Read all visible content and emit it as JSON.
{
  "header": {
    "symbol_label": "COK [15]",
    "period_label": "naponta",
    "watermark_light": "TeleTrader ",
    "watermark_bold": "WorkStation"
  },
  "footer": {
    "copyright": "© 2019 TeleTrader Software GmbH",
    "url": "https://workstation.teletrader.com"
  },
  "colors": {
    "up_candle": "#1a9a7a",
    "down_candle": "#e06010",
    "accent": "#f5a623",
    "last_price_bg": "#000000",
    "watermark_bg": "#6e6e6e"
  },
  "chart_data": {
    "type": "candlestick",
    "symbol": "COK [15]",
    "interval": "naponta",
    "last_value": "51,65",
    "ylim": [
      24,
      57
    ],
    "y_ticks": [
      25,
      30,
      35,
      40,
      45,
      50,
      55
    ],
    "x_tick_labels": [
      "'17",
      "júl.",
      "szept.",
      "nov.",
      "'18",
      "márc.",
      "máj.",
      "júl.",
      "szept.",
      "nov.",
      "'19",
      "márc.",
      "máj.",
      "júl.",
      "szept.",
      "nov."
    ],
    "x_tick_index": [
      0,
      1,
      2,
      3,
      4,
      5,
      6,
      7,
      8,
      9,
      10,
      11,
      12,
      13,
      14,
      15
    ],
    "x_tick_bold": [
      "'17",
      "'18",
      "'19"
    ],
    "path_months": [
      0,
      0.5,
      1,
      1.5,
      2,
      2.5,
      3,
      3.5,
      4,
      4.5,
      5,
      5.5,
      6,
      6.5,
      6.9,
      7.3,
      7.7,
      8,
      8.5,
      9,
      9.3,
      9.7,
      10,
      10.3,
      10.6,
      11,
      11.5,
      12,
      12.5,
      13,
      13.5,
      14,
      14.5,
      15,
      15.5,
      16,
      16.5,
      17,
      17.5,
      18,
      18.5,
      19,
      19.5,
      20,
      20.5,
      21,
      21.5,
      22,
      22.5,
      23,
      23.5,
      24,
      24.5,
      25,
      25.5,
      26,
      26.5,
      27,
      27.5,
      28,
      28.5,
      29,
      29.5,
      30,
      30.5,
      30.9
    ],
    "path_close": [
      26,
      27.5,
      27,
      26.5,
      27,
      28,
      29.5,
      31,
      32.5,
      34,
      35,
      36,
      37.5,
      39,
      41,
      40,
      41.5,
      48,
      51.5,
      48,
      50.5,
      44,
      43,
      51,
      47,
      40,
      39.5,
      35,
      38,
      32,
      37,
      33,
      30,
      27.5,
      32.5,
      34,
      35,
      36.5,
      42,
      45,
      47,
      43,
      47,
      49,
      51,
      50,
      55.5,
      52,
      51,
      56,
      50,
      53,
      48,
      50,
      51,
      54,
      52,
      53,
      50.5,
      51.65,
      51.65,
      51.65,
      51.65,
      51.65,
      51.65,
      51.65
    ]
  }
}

- [Challenge]: Extract the complete listing verbatim.

- [Solution for this task]:
Read all visible content and emit it as JSON.
{
  "header": {
    "symbol_label": "COK [15]",
    "period_label": "naponta",
    "watermark_light": "TeleTrader ",
    "watermark_bold": "WorkStation"
  },
  "footer": {
    "copyright": "© 2019 TeleTrader Software GmbH",
    "url": "https://workstation.teletrader.com"
  },
  "colors": {
    "up_candle": "#1a9a7a",
    "down_candle": "#e06010",
    "accent": "#f5a623",
    "last_price_bg": "#000000",
    "watermark_bg": "#6e6e6e"
  },
  "chart_data": {
    "type": "candlestick",
    "symbol": "COK [15]",
    "interval": "naponta",
    "last_value": "51,65",
    "ylim": [
      24,
      57
    ],
    "y_ticks": [
      25,
      30,
      35,
      40,
      45,
      50,
      55
    ],
    "x_tick_labels": [
      "'17",
      "júl.",
      "szept.",
      "nov.",
      "'18",
      "márc.",
      "máj.",
      "júl.",
      "szept.",
      "nov.",
      "'19",
      "márc.",
      "máj.",
      "júl.",
      "szept.",
      "nov."
    ],
    "x_tick_index": [
      0,
      1,
      2,
      3,
      4,
      5,
      6,
      7,
      8,
      9,
      10,
      11,
      12,
      13,
      14,
      15
    ],
    "x_tick_bold": [
      "'17",
      "'18",
      "'19"
    ],
    "path_months": [
      0,
      0.5,
      1,
      1.5,
      2,
      2.5,
      3,
      3.5,
      4,
      4.5,
      5,
      5.5,
      6,
      6.5,
      6.9,
      7.3,
      7.7,
      8,
      8.5,
      9,
      9.3,
      9.7,
      10,
      10.3,
      10.6,
      11,
      11.5,
      12,
      12.5,
      13,
      13.5,
      14,
      14.5,
      15,
      15.5,
      16,
      16.5,
      17,
      17.5,
      18,
      18.5,
      19,
      19.5,
      20,
      20.5,
      21,
      21.5,
      22,
      22.5,
      23,
      23.5,
      24,
      24.5,
      25,
      25.5,
      26,
      26.5,
      27,
      27.5,
      28,
      28.5,
      29,
      29.5,
      30,
      30.5,
      30.9
    ],
    "path_close": [
      26,
      27.5,
      27,
      26.5,
      27,
      28,
      29.5,
      31,
      32.5,
      34,
      35,
      36,
      37.5,
      39,
      41,
      40,
      41.5,
      48,
      51.5,
      48,
      50.5,
      44,
      43,
      51,
      47,
      40,
      39.5,
      35,
      38,
      32,
      37,
      33,
      30,
      27.5,
      32.5,
      34,
      35,
      36.5,
      42,
      45,
      47,
      43,
      47,
      49,
      51,
      50,
      55.5,
      52,
      51,
      56,
      50,
      53,
      48,
      50,
      51,
      54,
      52,
      53,
      50.5,
      51.65,
      51.65,
      51.65,
      51.65,
      51.65,
      51.65,
      51.65
    ]
  }
}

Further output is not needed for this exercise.